[begin Recorded data]
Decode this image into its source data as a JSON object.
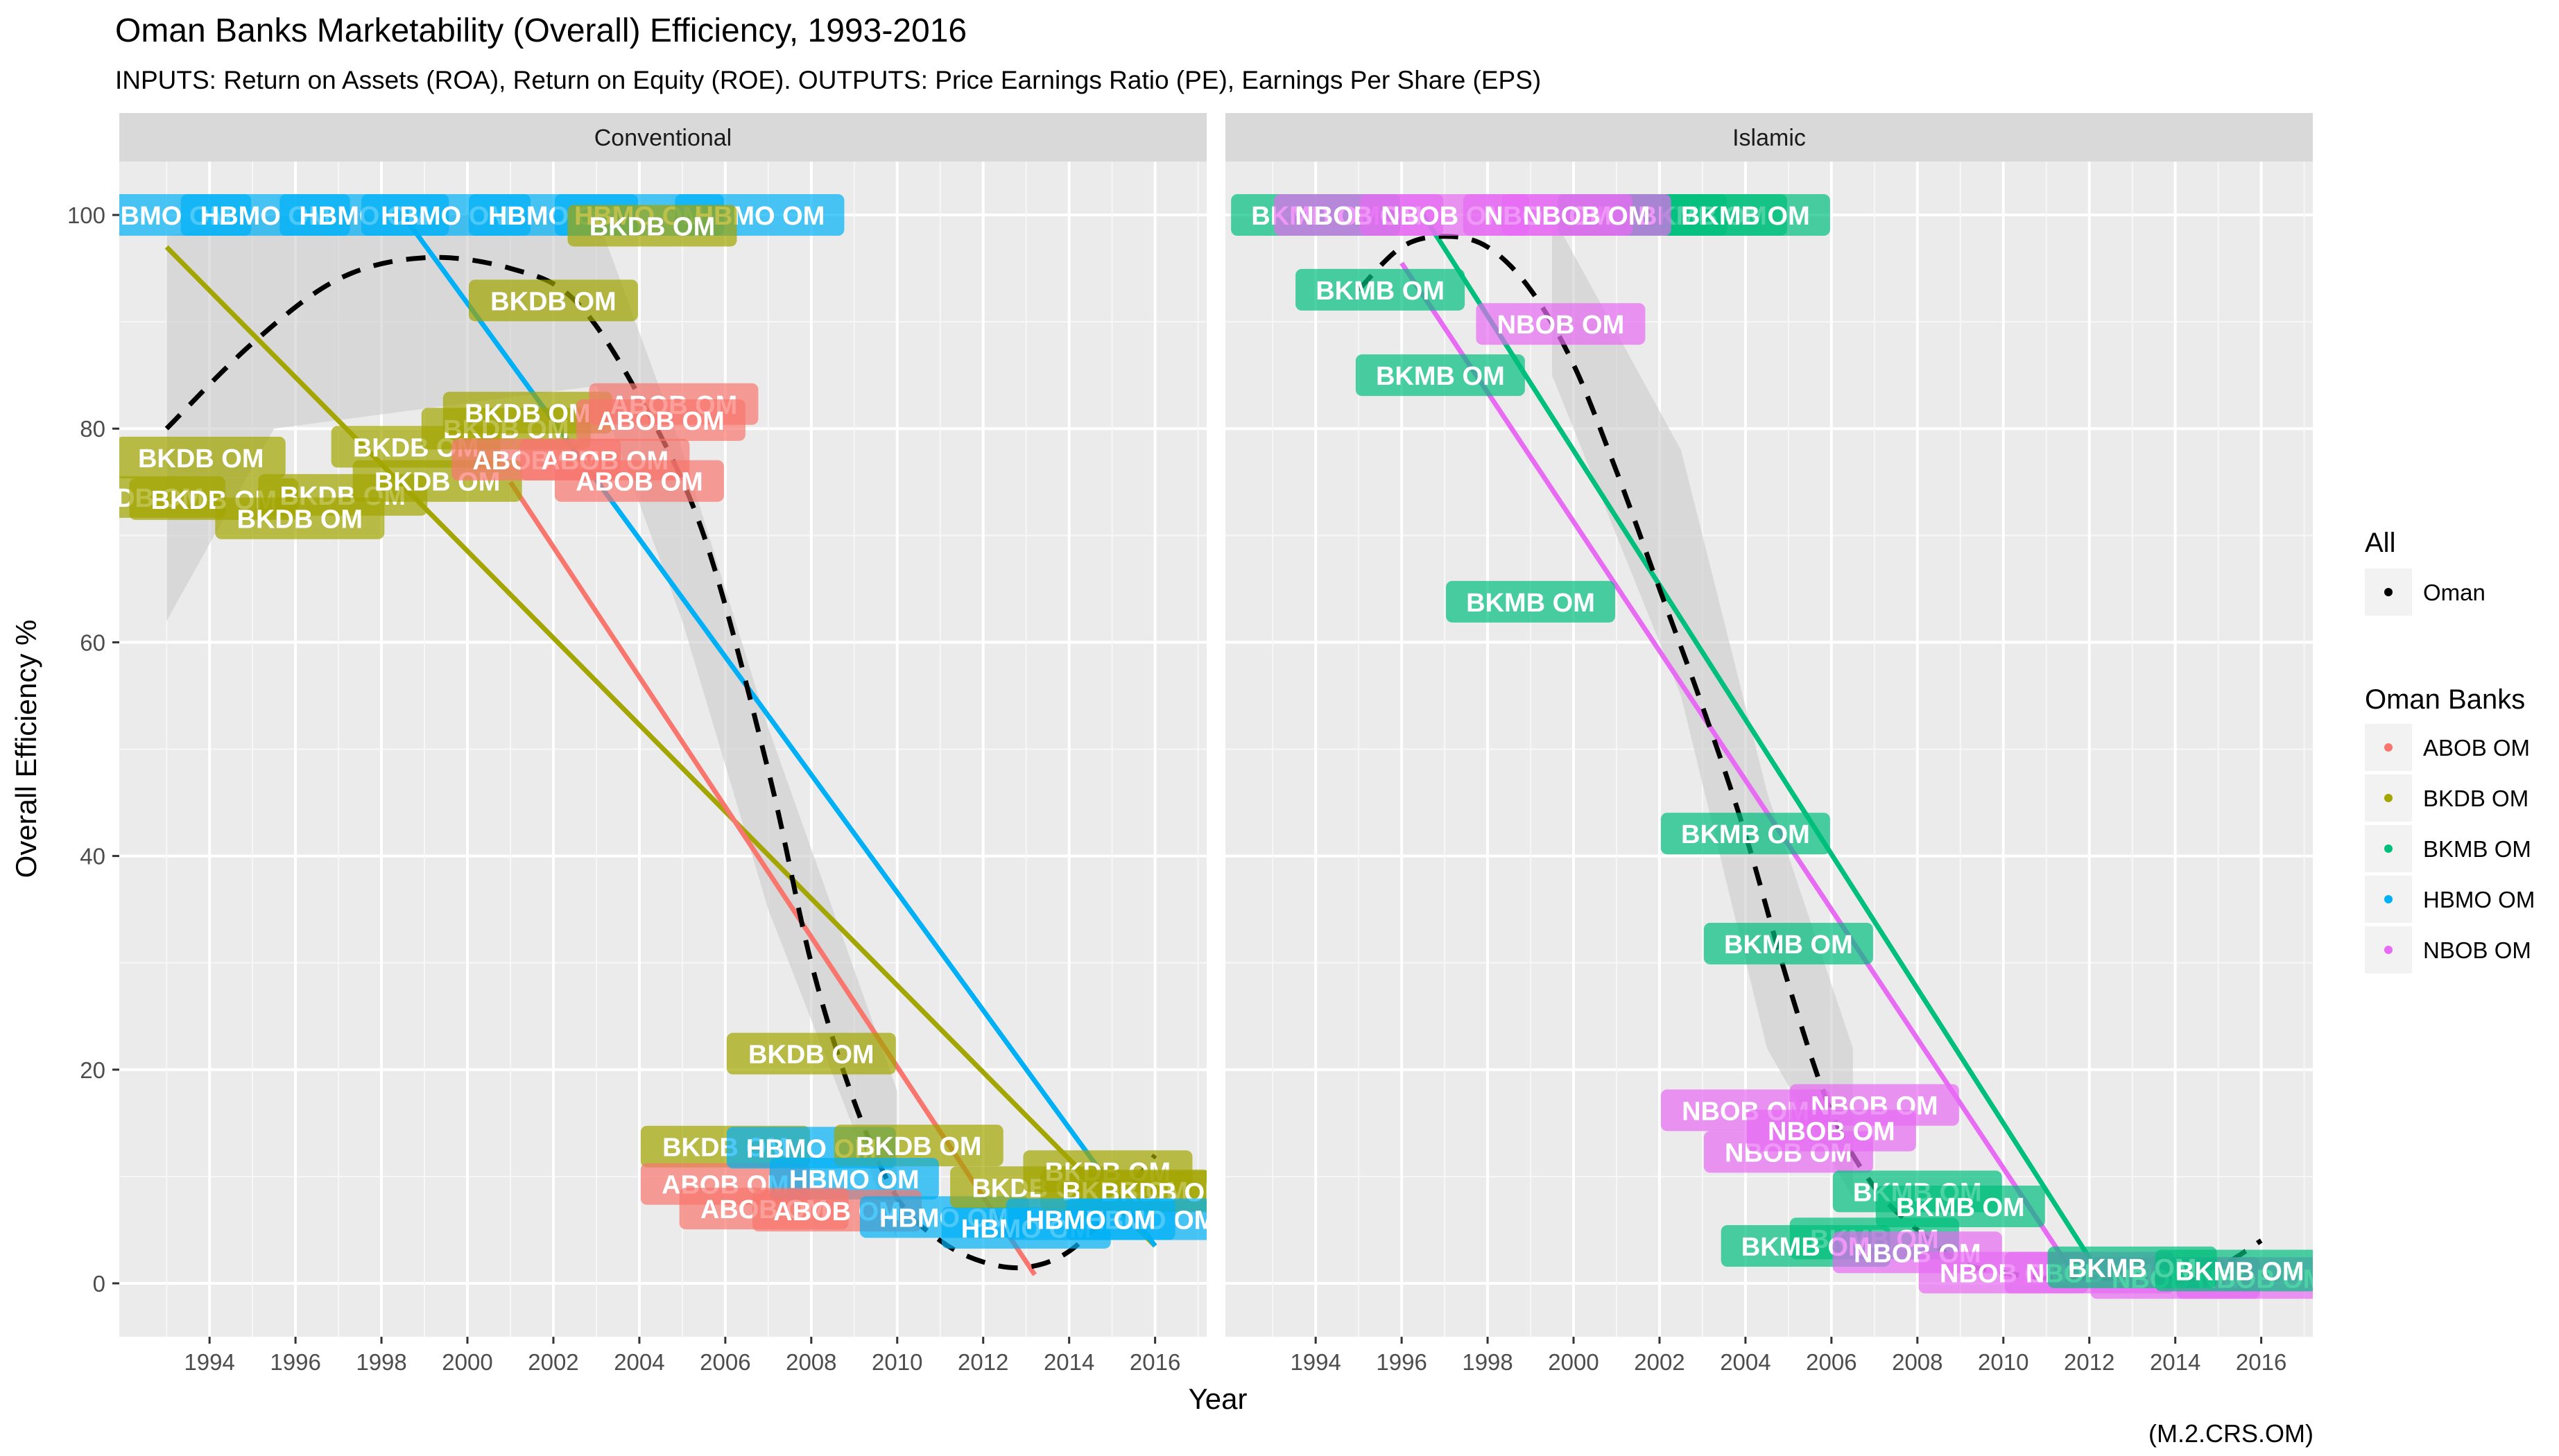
{
  "title": "Oman Banks Marketability (Overall) Efficiency, 1993-2016",
  "subtitle": "INPUTS: Return on Assets (ROA), Return on Equity (ROE). OUTPUTS: Price Earnings Ratio (PE), Earnings Per Share (EPS)",
  "caption": "(M.2.CRS.OM)",
  "colors": {
    "ABOB OM": "#F8766D",
    "BKDB OM": "#A3A500",
    "BKMB OM": "#00BF7D",
    "HBMO OM": "#00B0F6",
    "NBOB OM": "#E76BF3",
    "Oman": "#000000"
  },
  "chart_data": {
    "type": "scatter",
    "xlabel": "Year",
    "ylabel": "Overall Efficiency %",
    "xlim": [
      1991.9,
      2017.2
    ],
    "ylim": [
      -5,
      105
    ],
    "x_ticks": [
      1994,
      1996,
      1998,
      2000,
      2002,
      2004,
      2006,
      2008,
      2010,
      2012,
      2014,
      2016
    ],
    "y_ticks": [
      0,
      20,
      40,
      60,
      80,
      100
    ],
    "grid": true,
    "legend": {
      "position": "right",
      "groups": [
        {
          "title": "All",
          "entries": [
            "Oman"
          ]
        },
        {
          "title": "Oman Banks",
          "entries": [
            "ABOB OM",
            "BKDB OM",
            "BKMB OM",
            "HBMO OM",
            "NBOB OM"
          ]
        }
      ]
    },
    "panels": [
      {
        "name": "Conventional",
        "trend_lines": [
          {
            "series": "BKDB OM",
            "x": [
              1993,
              2016
            ],
            "y": [
              97,
              3.5
            ]
          },
          {
            "series": "ABOB OM",
            "x": [
              2001,
              2013.2
            ],
            "y": [
              75,
              0.8
            ]
          },
          {
            "series": "HBMO OM",
            "x": [
              1998.5,
              2016
            ],
            "y": [
              100,
              3.5
            ]
          }
        ],
        "oman_curve": {
          "x": [
            1993,
            1995,
            1997,
            1999,
            2001,
            2002.5,
            2004,
            2005.5,
            2007,
            2008,
            2009,
            2010,
            2011,
            2012,
            2013,
            2014,
            2015,
            2016
          ],
          "y": [
            80,
            88,
            94,
            96,
            95,
            92,
            83,
            70,
            48,
            30,
            17,
            8,
            4,
            2,
            1.5,
            3,
            7,
            12
          ],
          "ribbon": [
            {
              "x": 1993,
              "lo": 62,
              "hi": 98
            },
            {
              "x": 1995.5,
              "lo": 80,
              "hi": 100
            },
            {
              "x": 2003,
              "lo": 84,
              "hi": 100
            },
            {
              "x": 2005,
              "lo": 62,
              "hi": 78
            },
            {
              "x": 2007,
              "lo": 35,
              "hi": 52
            },
            {
              "x": 2010,
              "lo": 4,
              "hi": 18
            }
          ]
        },
        "points": [
          {
            "series": "HBMO OM",
            "x": 1993.0,
            "y": 100
          },
          {
            "series": "HBMO OM",
            "x": 1995.3,
            "y": 100
          },
          {
            "series": "HBMO OM",
            "x": 1997.6,
            "y": 100
          },
          {
            "series": "HBMO OM",
            "x": 1999.5,
            "y": 100
          },
          {
            "series": "HBMO OM",
            "x": 2002.0,
            "y": 100
          },
          {
            "series": "HBMO OM",
            "x": 2004.0,
            "y": 100
          },
          {
            "series": "HBMO OM",
            "x": 2006.8,
            "y": 100
          },
          {
            "series": "BKDB OM",
            "x": 2004.3,
            "y": 99
          },
          {
            "series": "BKDB OM",
            "x": 2002.0,
            "y": 92
          },
          {
            "series": "BKDB OM",
            "x": 1993.8,
            "y": 77.3
          },
          {
            "series": "BKDB OM",
            "x": 1992.4,
            "y": 73.6
          },
          {
            "series": "BKDB OM",
            "x": 1994.1,
            "y": 73.4
          },
          {
            "series": "BKDB OM",
            "x": 1997.1,
            "y": 73.8
          },
          {
            "series": "BKDB OM",
            "x": 1996.1,
            "y": 71.6
          },
          {
            "series": "BKDB OM",
            "x": 1998.8,
            "y": 78.3
          },
          {
            "series": "BKDB OM",
            "x": 1999.3,
            "y": 75.1
          },
          {
            "series": "BKDB OM",
            "x": 2000.9,
            "y": 80.0
          },
          {
            "series": "BKDB OM",
            "x": 2001.4,
            "y": 81.5
          },
          {
            "series": "ABOB OM",
            "x": 2001.6,
            "y": 77.1
          },
          {
            "series": "ABOB OM",
            "x": 2003.2,
            "y": 77.1
          },
          {
            "series": "ABOB OM",
            "x": 2004.0,
            "y": 75.1
          },
          {
            "series": "ABOB OM",
            "x": 2004.8,
            "y": 82.3
          },
          {
            "series": "ABOB OM",
            "x": 2004.5,
            "y": 80.8
          },
          {
            "series": "BKDB OM",
            "x": 2008.0,
            "y": 21.5
          },
          {
            "series": "BKDB OM",
            "x": 2006.0,
            "y": 12.8
          },
          {
            "series": "ABOB OM",
            "x": 2006.0,
            "y": 9.3
          },
          {
            "series": "HBMO OM",
            "x": 2008.0,
            "y": 12.7
          },
          {
            "series": "BKDB OM",
            "x": 2010.5,
            "y": 12.9
          },
          {
            "series": "HBMO OM",
            "x": 2009.0,
            "y": 9.8
          },
          {
            "series": "ABOB OM",
            "x": 2006.9,
            "y": 7.0
          },
          {
            "series": "ABOB OM",
            "x": 2008.6,
            "y": 6.8
          },
          {
            "series": "HBMO OM",
            "x": 2011.1,
            "y": 6.2
          },
          {
            "series": "HBMO OM",
            "x": 2013.0,
            "y": 5.2
          },
          {
            "series": "BKDB OM",
            "x": 2013.2,
            "y": 9.0
          },
          {
            "series": "BKDB OM",
            "x": 2014.9,
            "y": 10.5
          },
          {
            "series": "BKDB OM",
            "x": 2015.3,
            "y": 8.7
          },
          {
            "series": "BKDB OM",
            "x": 2016.2,
            "y": 8.6
          },
          {
            "series": "HBMO OM",
            "x": 2015.9,
            "y": 6.0
          },
          {
            "series": "HBMO OM",
            "x": 2014.5,
            "y": 6.0
          }
        ]
      },
      {
        "name": "Islamic",
        "trend_lines": [
          {
            "series": "BKMB OM",
            "x": 1996.5,
            "y": [
              100
            ],
            "x2": 2012.3,
            "y2": 0.5
          },
          {
            "series": "NBOB OM",
            "x": 1996,
            "y": [
              95.5
            ],
            "x2": 2011.7,
            "y2": 0.5
          }
        ],
        "oman_curve": {
          "x": [
            1995,
            1996,
            1997,
            1998,
            1999,
            2000,
            2001,
            2002,
            2003,
            2004,
            2005,
            2006,
            2007,
            2008,
            2009,
            2010,
            2011,
            2012,
            2013,
            2014,
            2015,
            2016
          ],
          "y": [
            93,
            97,
            98,
            97,
            93,
            86,
            76,
            65,
            54,
            42,
            28,
            16,
            9,
            5,
            2,
            1,
            0.5,
            0.5,
            0.5,
            0.5,
            1.5,
            4
          ],
          "ribbon": [
            {
              "x": 1999.5,
              "lo": 85,
              "hi": 100
            },
            {
              "x": 2002.5,
              "lo": 55,
              "hi": 78
            },
            {
              "x": 2004.5,
              "lo": 22,
              "hi": 46
            },
            {
              "x": 2006.5,
              "lo": 8,
              "hi": 22
            }
          ]
        },
        "points": [
          {
            "series": "BKMB OM",
            "x": 1994.0,
            "y": 100
          },
          {
            "series": "BKMB OM",
            "x": 2001.6,
            "y": 100
          },
          {
            "series": "BKMB OM",
            "x": 2003.0,
            "y": 100
          },
          {
            "series": "BKMB OM",
            "x": 2004.0,
            "y": 100
          },
          {
            "series": "NBOB OM",
            "x": 1995.0,
            "y": 100
          },
          {
            "series": "NBOB OM",
            "x": 1997.0,
            "y": 100
          },
          {
            "series": "NBOB OM",
            "x": 1999.4,
            "y": 100
          },
          {
            "series": "NBOB OM",
            "x": 2000.3,
            "y": 100
          },
          {
            "series": "BKMB OM",
            "x": 1995.5,
            "y": 93
          },
          {
            "series": "BKMB OM",
            "x": 1996.9,
            "y": 85
          },
          {
            "series": "NBOB OM",
            "x": 1999.7,
            "y": 89.8
          },
          {
            "series": "BKMB OM",
            "x": 1999.0,
            "y": 63.8
          },
          {
            "series": "BKMB OM",
            "x": 2004.0,
            "y": 42.1
          },
          {
            "series": "BKMB OM",
            "x": 2005.0,
            "y": 31.8
          },
          {
            "series": "NBOB OM",
            "x": 2004.0,
            "y": 16.2
          },
          {
            "series": "NBOB OM",
            "x": 2007.0,
            "y": 16.7
          },
          {
            "series": "NBOB OM",
            "x": 2005.0,
            "y": 12.3
          },
          {
            "series": "NBOB OM",
            "x": 2006.0,
            "y": 14.3
          },
          {
            "series": "BKMB OM",
            "x": 2008.0,
            "y": 8.6
          },
          {
            "series": "BKMB OM",
            "x": 2009.0,
            "y": 7.2
          },
          {
            "series": "BKMB OM",
            "x": 2007.0,
            "y": 4.2
          },
          {
            "series": "BKMB OM",
            "x": 2005.4,
            "y": 3.5
          },
          {
            "series": "NBOB OM",
            "x": 2008.0,
            "y": 2.9
          },
          {
            "series": "NBOB OM",
            "x": 2010.0,
            "y": 1.0
          },
          {
            "series": "NBOB OM",
            "x": 2012.0,
            "y": 1.0
          },
          {
            "series": "NBOB OM",
            "x": 2014.0,
            "y": 0.5
          },
          {
            "series": "NBOB OM",
            "x": 2016.0,
            "y": 0.5
          },
          {
            "series": "BKMB OM",
            "x": 2013.0,
            "y": 1.5
          },
          {
            "series": "BKMB OM",
            "x": 2015.5,
            "y": 1.2
          }
        ]
      }
    ]
  }
}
[end Recorded data]
- _Problem details_:
Pick out and copy the lines of the entries that hold the string "Efficiency".

- _Answer for the task_:
  "title": "Oman Banks Marketability (Overall) Efficiency, 1993-2016",
    "ylabel": "Overall Efficiency %",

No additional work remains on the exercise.